— BEGIN Data supplied —

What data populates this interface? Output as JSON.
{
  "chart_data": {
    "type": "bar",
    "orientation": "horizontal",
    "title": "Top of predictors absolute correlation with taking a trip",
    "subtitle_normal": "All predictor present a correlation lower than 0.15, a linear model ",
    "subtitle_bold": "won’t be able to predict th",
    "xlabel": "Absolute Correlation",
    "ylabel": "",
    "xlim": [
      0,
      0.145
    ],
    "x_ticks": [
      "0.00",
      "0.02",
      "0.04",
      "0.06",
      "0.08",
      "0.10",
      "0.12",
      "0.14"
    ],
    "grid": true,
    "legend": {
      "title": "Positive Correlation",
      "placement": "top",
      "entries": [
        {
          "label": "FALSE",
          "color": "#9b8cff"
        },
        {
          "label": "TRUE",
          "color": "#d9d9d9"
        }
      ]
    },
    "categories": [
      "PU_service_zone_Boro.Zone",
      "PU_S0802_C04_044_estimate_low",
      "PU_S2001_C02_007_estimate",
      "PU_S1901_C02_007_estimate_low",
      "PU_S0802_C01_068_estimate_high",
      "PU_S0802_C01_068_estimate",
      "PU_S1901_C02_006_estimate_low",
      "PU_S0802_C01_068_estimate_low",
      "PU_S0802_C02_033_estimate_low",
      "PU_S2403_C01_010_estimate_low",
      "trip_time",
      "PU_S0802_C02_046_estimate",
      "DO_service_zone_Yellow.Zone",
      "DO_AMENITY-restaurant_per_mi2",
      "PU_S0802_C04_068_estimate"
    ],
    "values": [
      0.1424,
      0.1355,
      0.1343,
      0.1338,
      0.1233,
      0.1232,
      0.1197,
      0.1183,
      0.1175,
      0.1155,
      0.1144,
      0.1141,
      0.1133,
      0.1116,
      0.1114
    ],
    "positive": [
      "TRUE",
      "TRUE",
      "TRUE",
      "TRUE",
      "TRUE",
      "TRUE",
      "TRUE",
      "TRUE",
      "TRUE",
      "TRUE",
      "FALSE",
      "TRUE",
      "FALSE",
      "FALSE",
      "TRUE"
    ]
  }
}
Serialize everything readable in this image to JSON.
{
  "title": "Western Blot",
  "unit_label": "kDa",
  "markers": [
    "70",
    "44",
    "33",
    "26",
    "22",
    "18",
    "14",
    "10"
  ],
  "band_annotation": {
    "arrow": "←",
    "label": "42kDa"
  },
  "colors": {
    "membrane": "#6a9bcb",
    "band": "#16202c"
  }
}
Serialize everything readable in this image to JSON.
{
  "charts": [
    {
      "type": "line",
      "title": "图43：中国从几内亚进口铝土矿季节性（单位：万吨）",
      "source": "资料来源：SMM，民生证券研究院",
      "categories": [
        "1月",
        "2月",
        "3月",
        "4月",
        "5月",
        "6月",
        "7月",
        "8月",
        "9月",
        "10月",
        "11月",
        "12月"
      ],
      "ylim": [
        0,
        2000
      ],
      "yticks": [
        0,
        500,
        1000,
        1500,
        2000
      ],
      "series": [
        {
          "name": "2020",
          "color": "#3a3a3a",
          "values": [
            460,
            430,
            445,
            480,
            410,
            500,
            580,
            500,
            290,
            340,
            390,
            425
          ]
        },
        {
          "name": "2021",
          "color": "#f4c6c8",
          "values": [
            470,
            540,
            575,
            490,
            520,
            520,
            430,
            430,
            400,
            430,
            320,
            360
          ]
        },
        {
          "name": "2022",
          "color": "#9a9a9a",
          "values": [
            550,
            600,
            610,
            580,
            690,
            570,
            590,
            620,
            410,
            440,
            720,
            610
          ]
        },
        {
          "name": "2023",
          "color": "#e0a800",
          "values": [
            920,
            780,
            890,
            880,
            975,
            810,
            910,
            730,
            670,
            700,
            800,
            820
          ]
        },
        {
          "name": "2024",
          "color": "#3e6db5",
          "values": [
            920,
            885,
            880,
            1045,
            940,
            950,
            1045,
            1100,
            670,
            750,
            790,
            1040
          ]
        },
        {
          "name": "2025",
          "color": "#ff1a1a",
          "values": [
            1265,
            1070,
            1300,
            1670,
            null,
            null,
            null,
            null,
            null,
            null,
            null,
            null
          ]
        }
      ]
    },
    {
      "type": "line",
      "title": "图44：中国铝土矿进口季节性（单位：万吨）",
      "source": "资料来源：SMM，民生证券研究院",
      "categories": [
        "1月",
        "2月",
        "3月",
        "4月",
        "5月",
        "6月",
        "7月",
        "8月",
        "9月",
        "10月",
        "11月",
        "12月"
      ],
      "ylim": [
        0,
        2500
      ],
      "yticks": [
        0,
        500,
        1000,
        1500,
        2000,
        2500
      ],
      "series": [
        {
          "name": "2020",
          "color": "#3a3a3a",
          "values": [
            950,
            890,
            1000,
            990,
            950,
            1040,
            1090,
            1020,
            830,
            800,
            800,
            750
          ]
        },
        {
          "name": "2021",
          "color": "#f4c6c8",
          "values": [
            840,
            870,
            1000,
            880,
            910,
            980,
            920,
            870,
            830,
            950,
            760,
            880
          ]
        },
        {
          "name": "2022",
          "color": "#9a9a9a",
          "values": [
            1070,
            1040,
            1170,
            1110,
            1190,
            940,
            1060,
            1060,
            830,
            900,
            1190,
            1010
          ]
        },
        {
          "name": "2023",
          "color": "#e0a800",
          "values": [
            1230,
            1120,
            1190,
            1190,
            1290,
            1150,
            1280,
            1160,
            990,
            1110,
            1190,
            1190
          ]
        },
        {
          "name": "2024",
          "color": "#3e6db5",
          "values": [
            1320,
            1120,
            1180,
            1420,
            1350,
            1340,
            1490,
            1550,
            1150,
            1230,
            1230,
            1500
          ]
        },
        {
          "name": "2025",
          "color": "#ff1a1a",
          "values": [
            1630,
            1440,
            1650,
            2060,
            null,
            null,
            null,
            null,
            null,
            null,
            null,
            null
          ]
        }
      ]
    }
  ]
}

— END Data supplied —

■ Directions for this task
Every entry should be output exactly as written, please.

■ Right answer
What data populates this interface? Output as JSON.
{
  "chart_data": {
    "type": "bar",
    "orientation": "horizontal",
    "title": "Top of predictors absolute correlation with taking a trip",
    "subtitle_normal": "All predictor present a correlation lower than 0.15, a linear model ",
    "subtitle_bold": "won’t be able to predict th",
    "xlabel": "Absolute Correlation",
    "ylabel": "",
    "xlim": [
      0,
      0.145
    ],
    "x_ticks": [
      "0.00",
      "0.02",
      "0.04",
      "0.06",
      "0.08",
      "0.10",
      "0.12",
      "0.14"
    ],
    "grid": true,
    "legend": {
      "title": "Positive Correlation",
      "placement": "top",
      "entries": [
        {
          "label": "FALSE",
          "color": "#9b8cff"
        },
        {
          "label": "TRUE",
          "color": "#d9d9d9"
        }
      ]
    },
    "categories": [
      "PU_service_zone_Boro.Zone",
      "PU_S0802_C04_044_estimate_low",
      "PU_S2001_C02_007_estimate",
      "PU_S1901_C02_007_estimate_low",
      "PU_S0802_C01_068_estimate_high",
      "PU_S0802_C01_068_estimate",
      "PU_S1901_C02_006_estimate_low",
      "PU_S0802_C01_068_estimate_low",
      "PU_S0802_C02_033_estimate_low",
      "PU_S2403_C01_010_estimate_low",
      "trip_time",
      "PU_S0802_C02_046_estimate",
      "DO_service_zone_Yellow.Zone",
      "DO_AMENITY-restaurant_per_mi2",
      "PU_S0802_C04_068_estimate"
    ],
    "values": [
      0.1424,
      0.1355,
      0.1343,
      0.1338,
      0.1233,
      0.1232,
      0.1197,
      0.1183,
      0.1175,
      0.1155,
      0.1144,
      0.1141,
      0.1133,
      0.1116,
      0.1114
    ],
    "positive": [
      "TRUE",
      "TRUE",
      "TRUE",
      "TRUE",
      "TRUE",
      "TRUE",
      "TRUE",
      "TRUE",
      "TRUE",
      "TRUE",
      "FALSE",
      "TRUE",
      "FALSE",
      "FALSE",
      "TRUE"
    ]
  }
}
Serialize everything readable in this image to JSON.
{
  "title": "Western Blot",
  "unit_label": "kDa",
  "markers": [
    "70",
    "44",
    "33",
    "26",
    "22",
    "18",
    "14",
    "10"
  ],
  "band_annotation": {
    "arrow": "←",
    "label": "42kDa"
  },
  "colors": {
    "membrane": "#6a9bcb",
    "band": "#16202c"
  }
}
Serialize everything readable in this image to JSON.
{
  "charts": [
    {
      "type": "line",
      "title": "图43：中国从几内亚进口铝土矿季节性（单位：万吨）",
      "source": "资料来源：SMM，民生证券研究院",
      "categories": [
        "1月",
        "2月",
        "3月",
        "4月",
        "5月",
        "6月",
        "7月",
        "8月",
        "9月",
        "10月",
        "11月",
        "12月"
      ],
      "ylim": [
        0,
        2000
      ],
      "yticks": [
        0,
        500,
        1000,
        1500,
        2000
      ],
      "series": [
        {
          "name": "2020",
          "color": "#3a3a3a",
          "values": [
            460,
            430,
            445,
            480,
            410,
            500,
            580,
            500,
            290,
            340,
            390,
            425
          ]
        },
        {
          "name": "2021",
          "color": "#f4c6c8",
          "values": [
            470,
            540,
            575,
            490,
            520,
            520,
            430,
            430,
            400,
            430,
            320,
            360
          ]
        },
        {
          "name": "2022",
          "color": "#9a9a9a",
          "values": [
            550,
            600,
            610,
            580,
            690,
            570,
            590,
            620,
            410,
            440,
            720,
            610
          ]
        },
        {
          "name": "2023",
          "color": "#e0a800",
          "values": [
            920,
            780,
            890,
            880,
            975,
            810,
            910,
            730,
            670,
            700,
            800,
            820
          ]
        },
        {
          "name": "2024",
          "color": "#3e6db5",
          "values": [
            920,
            885,
            880,
            1045,
            940,
            950,
            1045,
            1100,
            670,
            750,
            790,
            1040
          ]
        },
        {
          "name": "2025",
          "color": "#ff1a1a",
          "values": [
            1265,
            1070,
            1300,
            1670,
            null,
            null,
            null,
            null,
            null,
            null,
            null,
            null
          ]
        }
      ]
    },
    {
      "type": "line",
      "title": "图44：中国铝土矿进口季节性（单位：万吨）",
      "source": "资料来源：SMM，民生证券研究院",
      "categories": [
        "1月",
        "2月",
        "3月",
        "4月",
        "5月",
        "6月",
        "7月",
        "8月",
        "9月",
        "10月",
        "11月",
        "12月"
      ],
      "ylim": [
        0,
        2500
      ],
      "yticks": [
        0,
        500,
        1000,
        1500,
        2000,
        2500
      ],
      "series": [
        {
          "name": "2020",
          "color": "#3a3a3a",
          "values": [
            950,
            890,
            1000,
            990,
            950,
            1040,
            1090,
            1020,
            830,
            800,
            800,
            750
          ]
        },
        {
          "name": "2021",
          "color": "#f4c6c8",
          "values": [
            840,
            870,
            1000,
            880,
            910,
            980,
            920,
            870,
            830,
            950,
            760,
            880
          ]
        },
        {
          "name": "2022",
          "color": "#9a9a9a",
          "values": [
            1070,
            1040,
            1170,
            1110,
            1190,
            940,
            1060,
            1060,
            830,
            900,
            1190,
            1010
          ]
        },
        {
          "name": "2023",
          "color": "#e0a800",
          "values": [
            1230,
            1120,
            1190,
            1190,
            1290,
            1150,
            1280,
            1160,
            990,
            1110,
            1190,
            1190
          ]
        },
        {
          "name": "2024",
          "color": "#3e6db5",
          "values": [
            1320,
            1120,
            1180,
            1420,
            1350,
            1340,
            1490,
            1550,
            1150,
            1230,
            1230,
            1500
          ]
        },
        {
          "name": "2025",
          "color": "#ff1a1a",
          "values": [
            1630,
            1440,
            1650,
            2060,
            null,
            null,
            null,
            null,
            null,
            null,
            null,
            null
          ]
        }
      ]
    }
  ]
}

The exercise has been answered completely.